Repeat every line below exactly, word for word.

• [Figure record extracts]
* START *

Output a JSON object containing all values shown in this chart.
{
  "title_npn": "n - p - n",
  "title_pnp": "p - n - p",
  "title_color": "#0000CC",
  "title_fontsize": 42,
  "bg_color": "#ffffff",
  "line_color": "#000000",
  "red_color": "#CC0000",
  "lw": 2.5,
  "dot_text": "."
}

* END *

• [Correct response]
Output a JSON object containing all values shown in this chart.
{
  "title_npn": "n - p - n",
  "title_pnp": "p - n - p",
  "title_color": "#0000CC",
  "title_fontsize": 42,
  "bg_color": "#ffffff",
  "line_color": "#000000",
  "red_color": "#CC0000",
  "lw": 2.5,
  "dot_text": "."
}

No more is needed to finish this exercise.